Exercise task |
Which lines have the string "played"? Copy all of them from the entries below.

Items |
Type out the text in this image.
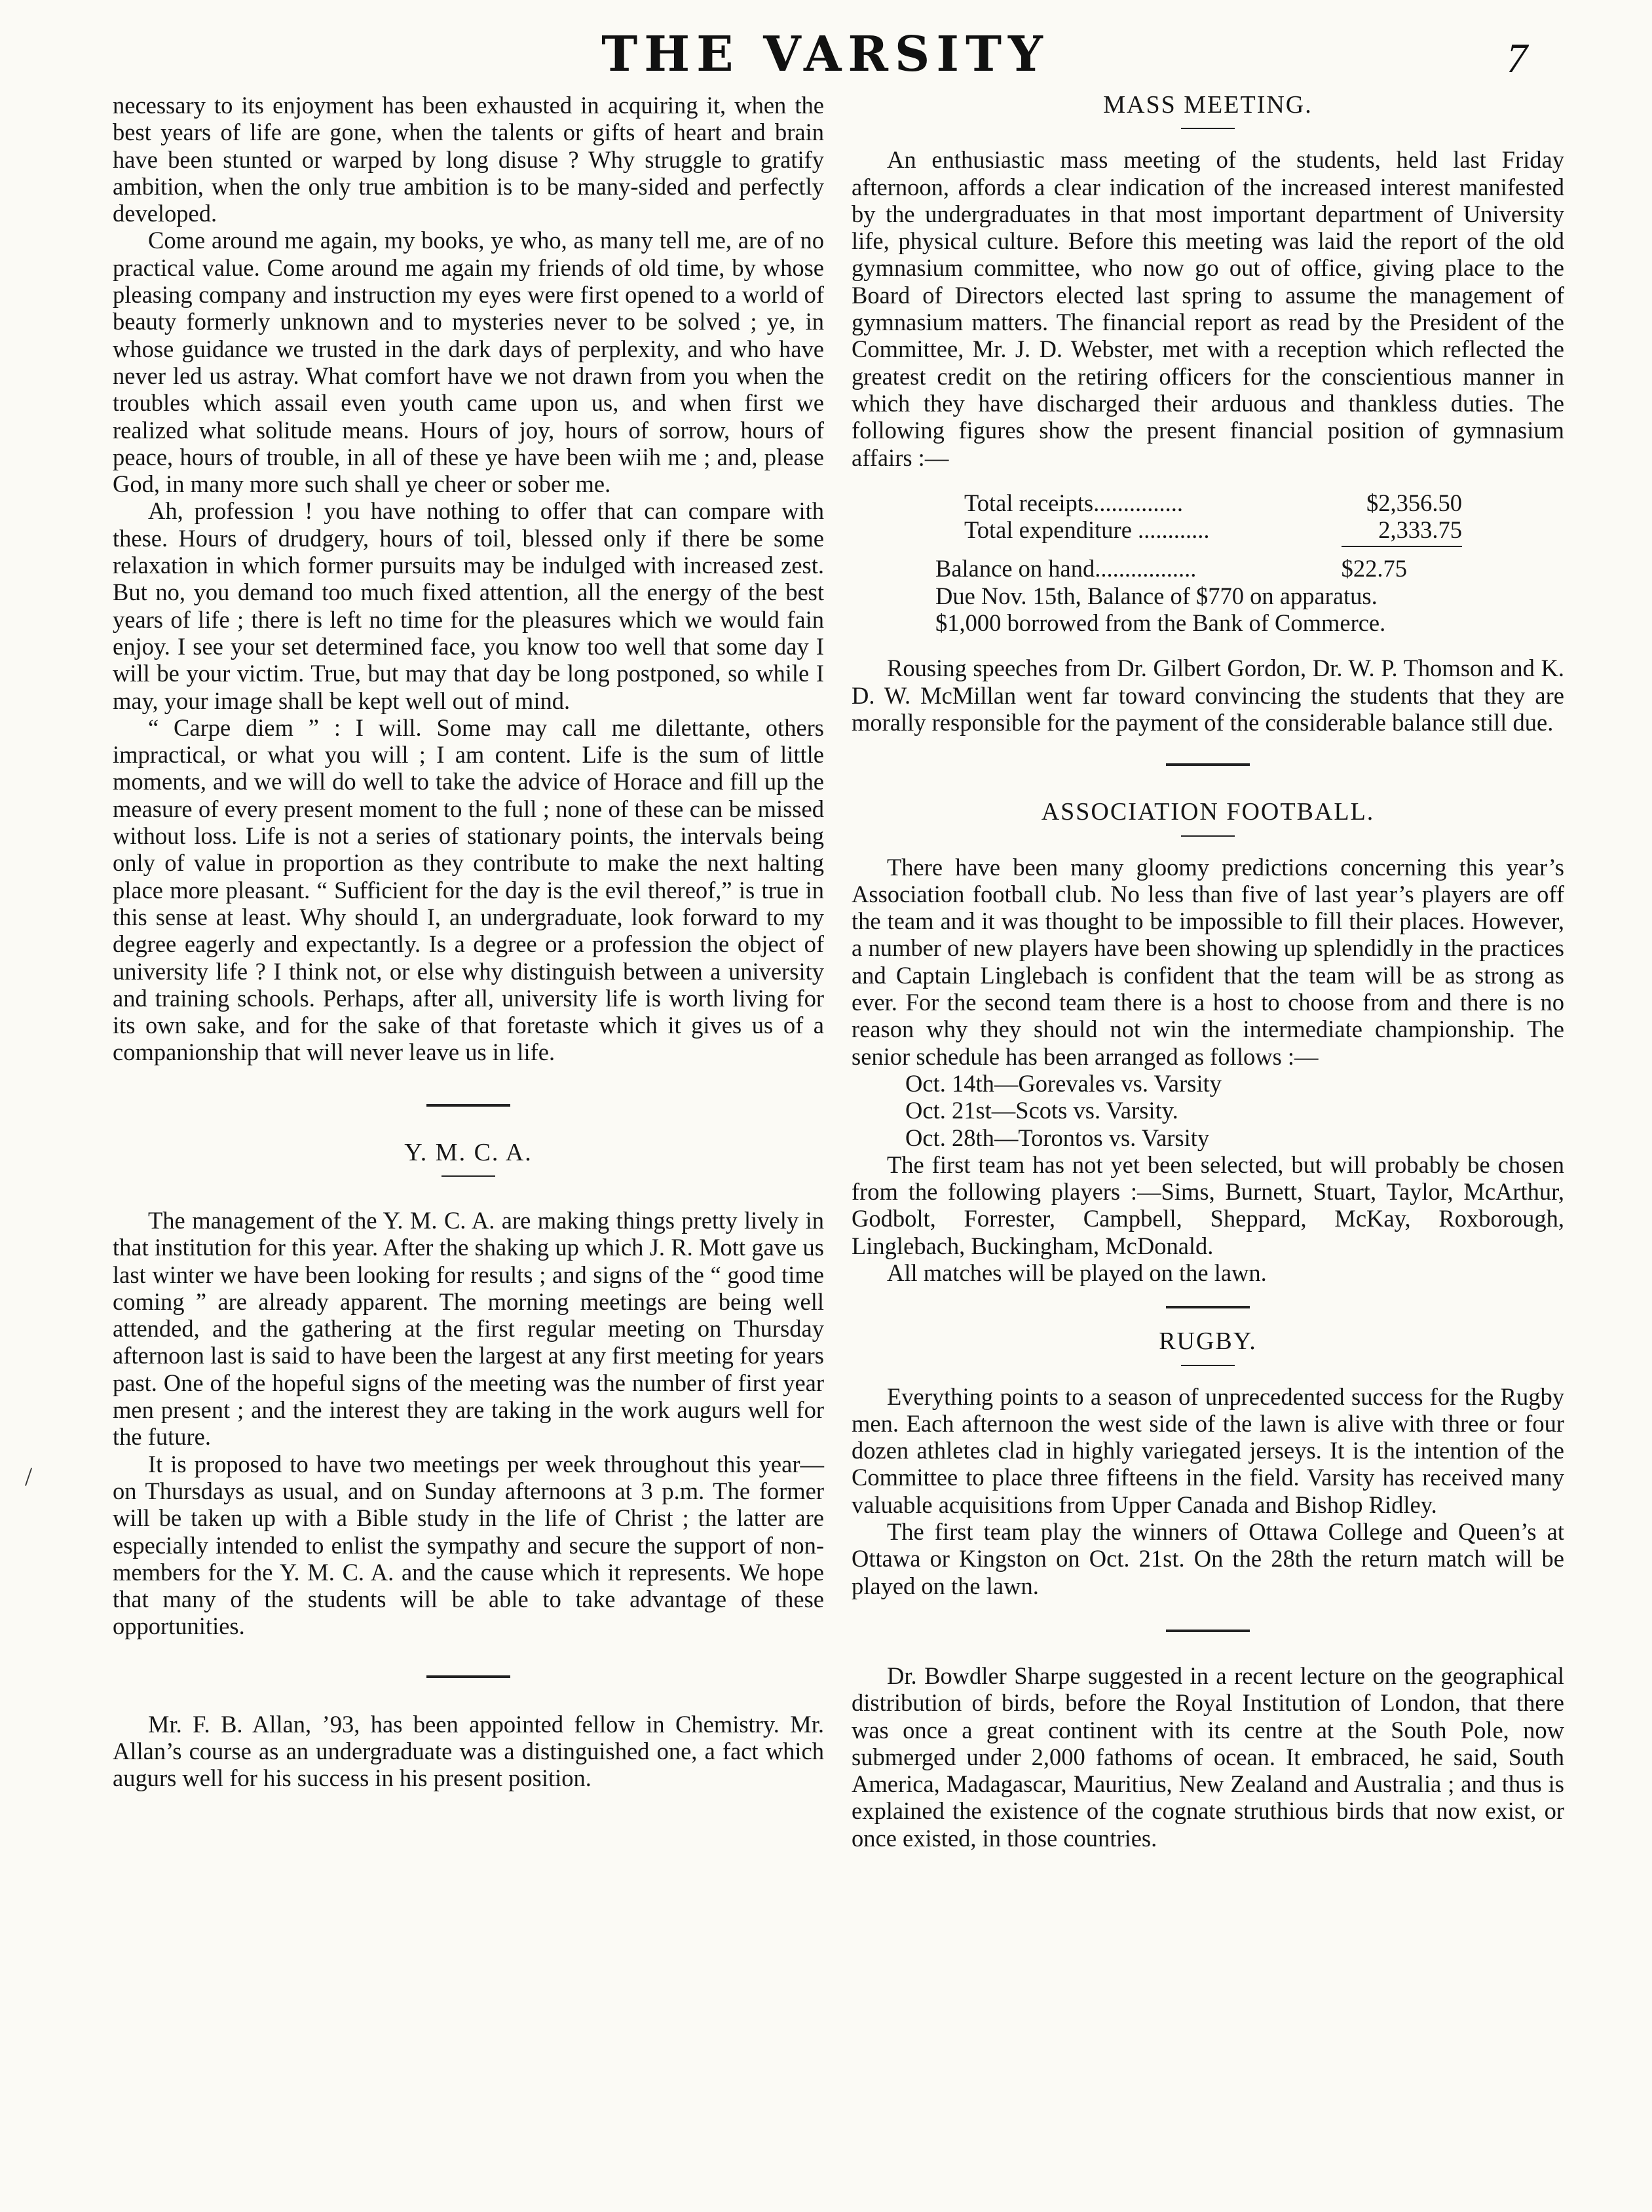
THE VARSITY	7
/

necessary to its enjoyment has been exhausted in acquiring it, when the best years of life are gone, when the talents or gifts of heart and brain have been stunted or warped by long disuse ? Why struggle to gratify ambition, when the only true ambition is to be many-sided and perfectly developed.

Come around me again, my books, ye who, as many tell me, are of no practical value. Come around me again my friends of old time, by whose pleasing company and instruction my eyes were first opened to a world of beauty formerly unknown and to mysteries never to be solved ; ye, in whose guidance we trusted in the dark days of perplexity, and who have never led us astray. What comfort have we not drawn from you when the troubles which assail even youth came upon us, and when first we realized what solitude means. Hours of joy, hours of sorrow, hours of peace, hours of trouble, in all of these ye have been wiih me ; and, please God, in many more such shall ye cheer or sober me.

Ah, profession ! you have nothing to offer that can compare with these. Hours of drudgery, hours of toil, blessed only if there be some relaxation in which former pursuits may be indulged with increased zest. But no, you demand too much fixed attention, all the energy of the best years of life ; there is left no time for the pleasures which we would fain enjoy. I see your set determined face, you know too well that some day I will be your victim. True, but may that day be long postponed, so while I may, your image shall be kept well out of mind.

“ Carpe diem ” : I will. Some may call me dilettante, others impractical, or what you will ; I am content. Life is the sum of little moments, and we will do well to take the advice of Horace and fill up the measure of every present moment to the full ; none of these can be missed without loss. Life is not a series of stationary points, the intervals being only of value in proportion as they contribute to make the next halting place more pleasant. “ Sufficient for the day is the evil thereof,” is true in this sense at least. Why should I, an undergraduate, look forward to my degree eagerly and expectantly. Is a degree or a profession the object of university life ? I think not, or else why distinguish between a university and training schools. Perhaps, after all, university life is worth living for its own sake, and for the sake of that foretaste which it gives us of a companionship that will never leave us in life.

Y. M. C. A.

The management of the Y. M. C. A. are making things pretty lively in that institution for this year. After the shaking up which J. R. Mott gave us last winter we have been looking for results ; and signs of the “ good time coming ” are already apparent. The morning meetings are being well attended, and the gathering at the first regular meeting on Thursday afternoon last is said to have been the largest at any first meeting for years past. One of the hopeful signs of the meeting was the number of first year men present ; and the interest they are taking in the work augurs well for the future.

It is proposed to have two meetings per week throughout this year—on Thursdays as usual, and on Sunday afternoons at 3 p.m. The former will be taken up with a Bible study in the life of Christ ; the latter are especially intended to enlist the sympathy and secure the support of non-members for the Y. M. C. A. and the cause which it represents. We hope that many of the students will be able to take advantage of these opportunities.

Mr. F. B. Allan, ’93, has been appointed fellow in Chemistry. Mr. Allan’s course as an undergraduate was a distinguished one, a fact which augurs well for his success in his present position.

MASS MEETING.

An enthusiastic mass meeting of the students, held last Friday afternoon, affords a clear indication of the increased interest manifested by the undergraduates in that most important department of University life, physical culture. Before this meeting was laid the report of the old gymnasium committee, who now go out of office, giving place to the Board of Directors elected last spring to assume the management of gymnasium matters. The financial report as read by the President of the Committee, Mr. J. D. Webster, met with a reception which reflected the greatest credit on the retiring officers for the conscientious manner in which they have discharged their arduous and thankless duties. The following figures show the present financial position of gymnasium affairs :—

Total receipts...............	$2,356.50
Total expenditure ............	2,333.75
Balance on hand.................	$22.75
Due Nov. 15th, Balance of $770 on apparatus.
$1,000 borrowed from the Bank of Commerce.

Rousing speeches from Dr. Gilbert Gordon, Dr. W. P. Thomson and K. D. W. McMillan went far toward convincing the students that they are morally responsible for the payment of the considerable balance still due.

ASSOCIATION FOOTBALL.

There have been many gloomy predictions concerning this year’s Association football club. No less than five of last year’s players are off the team and it was thought to be impossible to fill their places. However, a number of new players have been showing up splendidly in the practices and Captain Linglebach is confident that the team will be as strong as ever. For the second team there is a host to choose from and there is no reason why they should not win the intermediate championship. The senior schedule has been arranged as follows :—

Oct. 14th—Gorevales vs. Varsity
Oct. 21st—Scots vs. Varsity.
Oct. 28th—Torontos vs. Varsity

The first team has not yet been selected, but will probably be chosen from the following players :—Sims, Burnett, Stuart, Taylor, McArthur, Godbolt, Forrester, Campbell, Sheppard, McKay, Roxborough, Linglebach, Buckingham, McDonald.

All matches will be played on the lawn.

RUGBY.

Everything points to a season of unprecedented success for the Rugby men. Each afternoon the west side of the lawn is alive with three or four dozen athletes clad in highly variegated jerseys. It is the intention of the Committee to place three fifteens in the field. Varsity has received many valuable acquisitions from Upper Canada and Bishop Ridley.

The first team play the winners of Ottawa College and Queen’s at Ottawa or Kingston on Oct. 21st. On the 28th the return match will be played on the lawn.

Dr. Bowdler Sharpe suggested in a recent lecture on the geographical distribution of birds, before the Royal Institution of London, that there was once a great continent with its centre at the South Pole, now submerged under 2,000 fathoms of ocean. It embraced, he said, South America, Madagascar, Mauritius, New Zealand and Australia ; and thus is explained the existence of the cognate struthious birds that now exist, or once existed, in those countries.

Result |
All matches will be played on the lawn.
The first team play the winners of Ottawa College and Queen’s at Ottawa or Kingston on Oct. 21st. On the 28th the return match will be played on the lawn.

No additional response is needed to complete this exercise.